* Work required *
Copy out each line of the material below that holds the string "this".

* Data provided *
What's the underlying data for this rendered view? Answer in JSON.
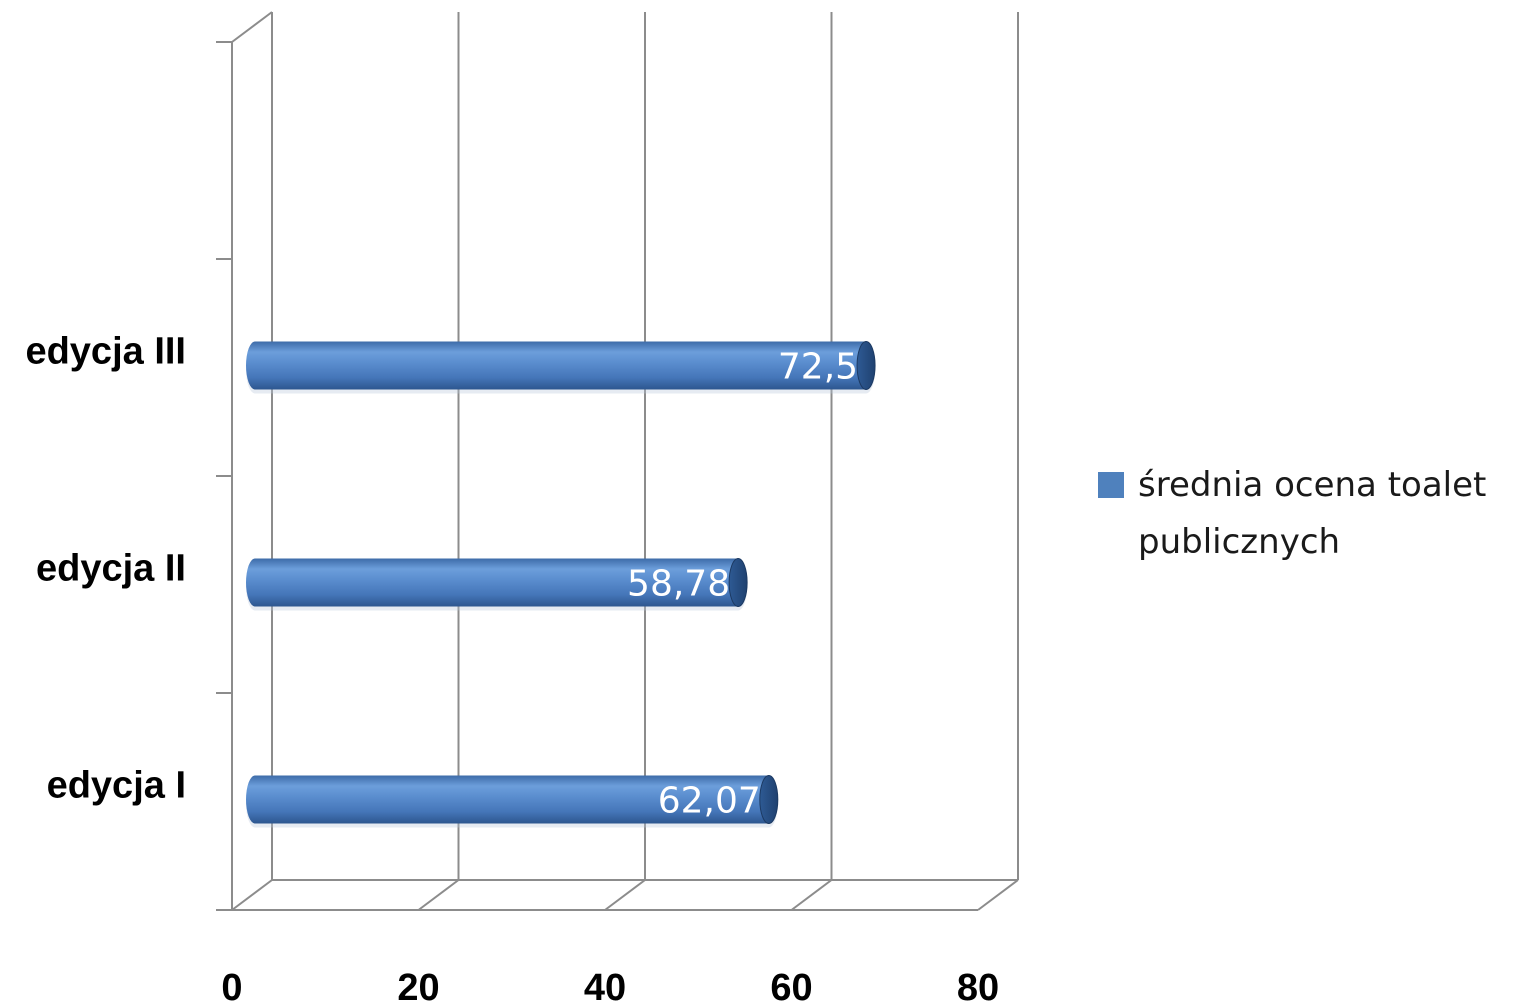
---
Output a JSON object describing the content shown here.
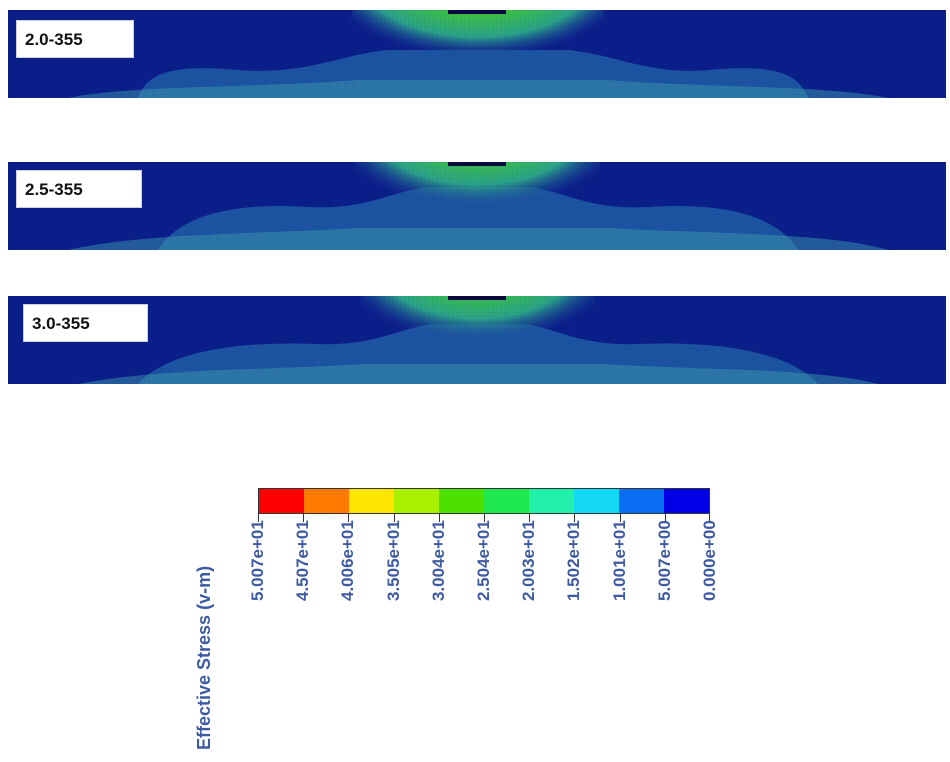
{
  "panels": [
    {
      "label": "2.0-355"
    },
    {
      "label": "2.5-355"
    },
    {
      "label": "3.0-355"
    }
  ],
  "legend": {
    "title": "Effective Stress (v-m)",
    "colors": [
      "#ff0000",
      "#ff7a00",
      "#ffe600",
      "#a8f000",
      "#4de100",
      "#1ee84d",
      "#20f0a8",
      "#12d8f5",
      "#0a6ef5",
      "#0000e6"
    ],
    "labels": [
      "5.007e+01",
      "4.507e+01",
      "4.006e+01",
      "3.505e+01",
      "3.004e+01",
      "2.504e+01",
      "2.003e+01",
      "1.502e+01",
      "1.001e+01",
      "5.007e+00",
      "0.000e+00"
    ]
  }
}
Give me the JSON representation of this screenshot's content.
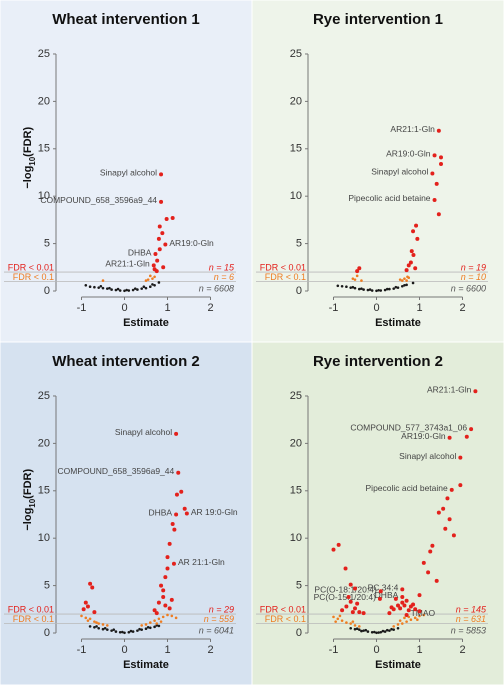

* Right answer *
What's the underlying data for this rendered view? Answer in JSON.
Give me the JSON representation of this screenshot's content.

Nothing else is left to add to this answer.